REQUIREMENT: Exactly repeat the full listing that follows.

— Begin INFORMATION SHOWN —

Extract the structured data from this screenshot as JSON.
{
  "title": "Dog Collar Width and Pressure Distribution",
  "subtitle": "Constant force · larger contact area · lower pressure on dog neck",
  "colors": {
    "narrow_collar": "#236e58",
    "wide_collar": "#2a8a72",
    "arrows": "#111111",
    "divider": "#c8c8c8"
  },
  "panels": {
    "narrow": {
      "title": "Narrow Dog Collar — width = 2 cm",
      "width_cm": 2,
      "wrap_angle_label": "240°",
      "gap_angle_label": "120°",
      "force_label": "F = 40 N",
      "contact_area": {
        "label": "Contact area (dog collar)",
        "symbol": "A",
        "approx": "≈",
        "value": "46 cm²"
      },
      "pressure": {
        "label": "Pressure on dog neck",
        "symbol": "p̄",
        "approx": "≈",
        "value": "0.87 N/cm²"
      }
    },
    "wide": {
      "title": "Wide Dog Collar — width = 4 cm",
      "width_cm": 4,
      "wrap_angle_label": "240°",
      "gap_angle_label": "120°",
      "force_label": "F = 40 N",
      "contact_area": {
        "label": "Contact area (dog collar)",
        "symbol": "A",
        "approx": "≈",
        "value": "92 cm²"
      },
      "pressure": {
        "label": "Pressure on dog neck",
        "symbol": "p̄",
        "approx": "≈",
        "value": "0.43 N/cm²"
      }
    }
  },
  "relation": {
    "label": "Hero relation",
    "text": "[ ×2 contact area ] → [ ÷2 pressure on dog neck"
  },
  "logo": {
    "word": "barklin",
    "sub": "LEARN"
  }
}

— End INFORMATION SHOWN —

REPLY TO THE EXERCISE:
Extract the structured data from this screenshot as JSON.
{
  "title": "Dog Collar Width and Pressure Distribution",
  "subtitle": "Constant force · larger contact area · lower pressure on dog neck",
  "colors": {
    "narrow_collar": "#236e58",
    "wide_collar": "#2a8a72",
    "arrows": "#111111",
    "divider": "#c8c8c8"
  },
  "panels": {
    "narrow": {
      "title": "Narrow Dog Collar — width = 2 cm",
      "width_cm": 2,
      "wrap_angle_label": "240°",
      "gap_angle_label": "120°",
      "force_label": "F = 40 N",
      "contact_area": {
        "label": "Contact area (dog collar)",
        "symbol": "A",
        "approx": "≈",
        "value": "46 cm²"
      },
      "pressure": {
        "label": "Pressure on dog neck",
        "symbol": "p̄",
        "approx": "≈",
        "value": "0.87 N/cm²"
      }
    },
    "wide": {
      "title": "Wide Dog Collar — width = 4 cm",
      "width_cm": 4,
      "wrap_angle_label": "240°",
      "gap_angle_label": "120°",
      "force_label": "F = 40 N",
      "contact_area": {
        "label": "Contact area (dog collar)",
        "symbol": "A",
        "approx": "≈",
        "value": "92 cm²"
      },
      "pressure": {
        "label": "Pressure on dog neck",
        "symbol": "p̄",
        "approx": "≈",
        "value": "0.43 N/cm²"
      }
    }
  },
  "relation": {
    "label": "Hero relation",
    "text": "[ ×2 contact area ] → [ ÷2 pressure on dog neck"
  },
  "logo": {
    "word": "barklin",
    "sub": "LEARN"
  }
}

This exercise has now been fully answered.